■ PROBLEM STATEMENT
Retype all of the data. Every line must match exactly.

◆ ◆ ◆ ◆ ◆

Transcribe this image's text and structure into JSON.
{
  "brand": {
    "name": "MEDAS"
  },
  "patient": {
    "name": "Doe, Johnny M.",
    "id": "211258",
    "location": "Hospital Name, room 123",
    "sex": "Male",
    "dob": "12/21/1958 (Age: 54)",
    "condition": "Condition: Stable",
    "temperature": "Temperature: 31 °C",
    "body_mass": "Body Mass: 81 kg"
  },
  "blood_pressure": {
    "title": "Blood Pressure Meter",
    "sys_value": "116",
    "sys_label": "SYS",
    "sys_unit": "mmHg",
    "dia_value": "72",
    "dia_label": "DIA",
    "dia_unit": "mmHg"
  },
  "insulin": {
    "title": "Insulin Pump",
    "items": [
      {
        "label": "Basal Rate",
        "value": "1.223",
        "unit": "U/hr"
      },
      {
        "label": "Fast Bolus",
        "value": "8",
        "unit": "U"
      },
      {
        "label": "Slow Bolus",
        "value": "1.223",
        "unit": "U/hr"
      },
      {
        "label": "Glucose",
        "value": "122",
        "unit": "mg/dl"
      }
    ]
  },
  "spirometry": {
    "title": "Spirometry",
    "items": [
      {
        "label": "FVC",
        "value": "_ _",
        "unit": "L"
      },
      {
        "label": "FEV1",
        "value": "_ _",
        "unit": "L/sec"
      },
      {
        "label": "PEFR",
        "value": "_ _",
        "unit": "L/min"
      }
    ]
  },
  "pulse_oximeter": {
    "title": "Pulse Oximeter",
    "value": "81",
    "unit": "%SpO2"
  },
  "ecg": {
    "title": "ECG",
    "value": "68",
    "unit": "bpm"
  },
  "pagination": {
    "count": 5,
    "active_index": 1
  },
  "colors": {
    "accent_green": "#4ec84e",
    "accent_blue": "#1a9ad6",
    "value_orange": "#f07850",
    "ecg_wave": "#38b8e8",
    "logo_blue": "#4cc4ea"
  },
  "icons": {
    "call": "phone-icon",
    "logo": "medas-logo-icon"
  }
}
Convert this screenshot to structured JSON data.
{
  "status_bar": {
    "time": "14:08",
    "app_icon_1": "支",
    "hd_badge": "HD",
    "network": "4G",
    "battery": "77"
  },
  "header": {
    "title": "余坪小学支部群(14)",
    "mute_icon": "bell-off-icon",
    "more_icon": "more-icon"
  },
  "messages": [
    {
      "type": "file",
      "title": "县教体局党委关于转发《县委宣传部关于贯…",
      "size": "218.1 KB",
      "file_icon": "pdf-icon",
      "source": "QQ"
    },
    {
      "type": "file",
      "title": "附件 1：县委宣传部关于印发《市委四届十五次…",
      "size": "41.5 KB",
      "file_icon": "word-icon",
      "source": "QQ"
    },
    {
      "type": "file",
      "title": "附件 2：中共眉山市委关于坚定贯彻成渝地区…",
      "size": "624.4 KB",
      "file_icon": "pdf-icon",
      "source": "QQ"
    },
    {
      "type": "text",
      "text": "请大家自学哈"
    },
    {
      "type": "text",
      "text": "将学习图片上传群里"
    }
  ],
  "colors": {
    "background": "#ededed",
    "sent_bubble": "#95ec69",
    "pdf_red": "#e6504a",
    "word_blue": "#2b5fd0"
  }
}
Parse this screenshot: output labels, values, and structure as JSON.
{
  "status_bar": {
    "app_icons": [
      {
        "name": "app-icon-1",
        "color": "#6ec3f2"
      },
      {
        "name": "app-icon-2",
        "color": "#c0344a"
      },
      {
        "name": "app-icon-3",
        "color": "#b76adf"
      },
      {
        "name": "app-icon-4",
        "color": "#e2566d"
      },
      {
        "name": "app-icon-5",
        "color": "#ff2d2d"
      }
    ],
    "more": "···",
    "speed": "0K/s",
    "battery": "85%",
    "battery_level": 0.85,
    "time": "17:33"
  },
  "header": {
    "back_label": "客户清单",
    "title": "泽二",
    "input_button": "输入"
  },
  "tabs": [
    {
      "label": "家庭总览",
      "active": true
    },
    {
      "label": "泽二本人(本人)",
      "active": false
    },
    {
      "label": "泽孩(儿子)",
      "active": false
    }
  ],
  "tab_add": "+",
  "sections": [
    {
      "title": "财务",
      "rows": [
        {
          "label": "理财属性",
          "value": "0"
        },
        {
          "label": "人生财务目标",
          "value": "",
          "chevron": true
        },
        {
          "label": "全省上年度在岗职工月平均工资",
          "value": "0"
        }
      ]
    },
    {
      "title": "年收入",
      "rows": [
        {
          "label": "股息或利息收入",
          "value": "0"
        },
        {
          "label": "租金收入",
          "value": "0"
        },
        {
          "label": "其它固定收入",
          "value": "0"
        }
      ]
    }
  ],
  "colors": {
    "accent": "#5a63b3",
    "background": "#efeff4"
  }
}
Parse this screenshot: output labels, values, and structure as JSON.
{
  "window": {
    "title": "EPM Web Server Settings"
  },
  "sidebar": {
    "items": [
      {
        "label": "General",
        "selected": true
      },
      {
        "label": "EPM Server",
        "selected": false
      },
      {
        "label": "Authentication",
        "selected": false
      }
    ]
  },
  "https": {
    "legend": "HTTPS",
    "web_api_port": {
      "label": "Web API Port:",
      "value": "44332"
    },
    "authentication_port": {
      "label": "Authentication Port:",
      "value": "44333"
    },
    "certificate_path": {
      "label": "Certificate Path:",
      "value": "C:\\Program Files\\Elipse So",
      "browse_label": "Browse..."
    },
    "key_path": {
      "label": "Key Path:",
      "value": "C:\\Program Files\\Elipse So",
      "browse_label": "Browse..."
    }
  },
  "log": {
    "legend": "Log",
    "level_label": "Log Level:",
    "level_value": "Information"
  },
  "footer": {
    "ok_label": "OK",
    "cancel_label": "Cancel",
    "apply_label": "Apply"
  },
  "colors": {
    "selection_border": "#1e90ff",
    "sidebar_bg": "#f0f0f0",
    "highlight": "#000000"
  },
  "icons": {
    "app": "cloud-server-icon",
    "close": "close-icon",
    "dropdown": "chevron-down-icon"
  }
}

◆ ◆ ◆ ◆ ◆

■ COMPLETED EXERCISE
Transcribe this image's text and structure into JSON.
{
  "brand": {
    "name": "MEDAS"
  },
  "patient": {
    "name": "Doe, Johnny M.",
    "id": "211258",
    "location": "Hospital Name, room 123",
    "sex": "Male",
    "dob": "12/21/1958 (Age: 54)",
    "condition": "Condition: Stable",
    "temperature": "Temperature: 31 °C",
    "body_mass": "Body Mass: 81 kg"
  },
  "blood_pressure": {
    "title": "Blood Pressure Meter",
    "sys_value": "116",
    "sys_label": "SYS",
    "sys_unit": "mmHg",
    "dia_value": "72",
    "dia_label": "DIA",
    "dia_unit": "mmHg"
  },
  "insulin": {
    "title": "Insulin Pump",
    "items": [
      {
        "label": "Basal Rate",
        "value": "1.223",
        "unit": "U/hr"
      },
      {
        "label": "Fast Bolus",
        "value": "8",
        "unit": "U"
      },
      {
        "label": "Slow Bolus",
        "value": "1.223",
        "unit": "U/hr"
      },
      {
        "label": "Glucose",
        "value": "122",
        "unit": "mg/dl"
      }
    ]
  },
  "spirometry": {
    "title": "Spirometry",
    "items": [
      {
        "label": "FVC",
        "value": "_ _",
        "unit": "L"
      },
      {
        "label": "FEV1",
        "value": "_ _",
        "unit": "L/sec"
      },
      {
        "label": "PEFR",
        "value": "_ _",
        "unit": "L/min"
      }
    ]
  },
  "pulse_oximeter": {
    "title": "Pulse Oximeter",
    "value": "81",
    "unit": "%SpO2"
  },
  "ecg": {
    "title": "ECG",
    "value": "68",
    "unit": "bpm"
  },
  "pagination": {
    "count": 5,
    "active_index": 1
  },
  "colors": {
    "accent_green": "#4ec84e",
    "accent_blue": "#1a9ad6",
    "value_orange": "#f07850",
    "ecg_wave": "#38b8e8",
    "logo_blue": "#4cc4ea"
  },
  "icons": {
    "call": "phone-icon",
    "logo": "medas-logo-icon"
  }
}
Convert this screenshot to structured JSON data.
{
  "status_bar": {
    "time": "14:08",
    "app_icon_1": "支",
    "hd_badge": "HD",
    "network": "4G",
    "battery": "77"
  },
  "header": {
    "title": "余坪小学支部群(14)",
    "mute_icon": "bell-off-icon",
    "more_icon": "more-icon"
  },
  "messages": [
    {
      "type": "file",
      "title": "县教体局党委关于转发《县委宣传部关于贯…",
      "size": "218.1 KB",
      "file_icon": "pdf-icon",
      "source": "QQ"
    },
    {
      "type": "file",
      "title": "附件 1：县委宣传部关于印发《市委四届十五次…",
      "size": "41.5 KB",
      "file_icon": "word-icon",
      "source": "QQ"
    },
    {
      "type": "file",
      "title": "附件 2：中共眉山市委关于坚定贯彻成渝地区…",
      "size": "624.4 KB",
      "file_icon": "pdf-icon",
      "source": "QQ"
    },
    {
      "type": "text",
      "text": "请大家自学哈"
    },
    {
      "type": "text",
      "text": "将学习图片上传群里"
    }
  ],
  "colors": {
    "background": "#ededed",
    "sent_bubble": "#95ec69",
    "pdf_red": "#e6504a",
    "word_blue": "#2b5fd0"
  }
}
Parse this screenshot: output labels, values, and structure as JSON.
{
  "status_bar": {
    "app_icons": [
      {
        "name": "app-icon-1",
        "color": "#6ec3f2"
      },
      {
        "name": "app-icon-2",
        "color": "#c0344a"
      },
      {
        "name": "app-icon-3",
        "color": "#b76adf"
      },
      {
        "name": "app-icon-4",
        "color": "#e2566d"
      },
      {
        "name": "app-icon-5",
        "color": "#ff2d2d"
      }
    ],
    "more": "···",
    "speed": "0K/s",
    "battery": "85%",
    "battery_level": 0.85,
    "time": "17:33"
  },
  "header": {
    "back_label": "客户清单",
    "title": "泽二",
    "input_button": "输入"
  },
  "tabs": [
    {
      "label": "家庭总览",
      "active": true
    },
    {
      "label": "泽二本人(本人)",
      "active": false
    },
    {
      "label": "泽孩(儿子)",
      "active": false
    }
  ],
  "tab_add": "+",
  "sections": [
    {
      "title": "财务",
      "rows": [
        {
          "label": "理财属性",
          "value": "0"
        },
        {
          "label": "人生财务目标",
          "value": "",
          "chevron": true
        },
        {
          "label": "全省上年度在岗职工月平均工资",
          "value": "0"
        }
      ]
    },
    {
      "title": "年收入",
      "rows": [
        {
          "label": "股息或利息收入",
          "value": "0"
        },
        {
          "label": "租金收入",
          "value": "0"
        },
        {
          "label": "其它固定收入",
          "value": "0"
        }
      ]
    }
  ],
  "colors": {
    "accent": "#5a63b3",
    "background": "#efeff4"
  }
}
Parse this screenshot: output labels, values, and structure as JSON.
{
  "window": {
    "title": "EPM Web Server Settings"
  },
  "sidebar": {
    "items": [
      {
        "label": "General",
        "selected": true
      },
      {
        "label": "EPM Server",
        "selected": false
      },
      {
        "label": "Authentication",
        "selected": false
      }
    ]
  },
  "https": {
    "legend": "HTTPS",
    "web_api_port": {
      "label": "Web API Port:",
      "value": "44332"
    },
    "authentication_port": {
      "label": "Authentication Port:",
      "value": "44333"
    },
    "certificate_path": {
      "label": "Certificate Path:",
      "value": "C:\\Program Files\\Elipse So",
      "browse_label": "Browse..."
    },
    "key_path": {
      "label": "Key Path:",
      "value": "C:\\Program Files\\Elipse So",
      "browse_label": "Browse..."
    }
  },
  "log": {
    "legend": "Log",
    "level_label": "Log Level:",
    "level_value": "Information"
  },
  "footer": {
    "ok_label": "OK",
    "cancel_label": "Cancel",
    "apply_label": "Apply"
  },
  "colors": {
    "selection_border": "#1e90ff",
    "sidebar_bg": "#f0f0f0",
    "highlight": "#000000"
  },
  "icons": {
    "app": "cloud-server-icon",
    "close": "close-icon",
    "dropdown": "chevron-down-icon"
  }
}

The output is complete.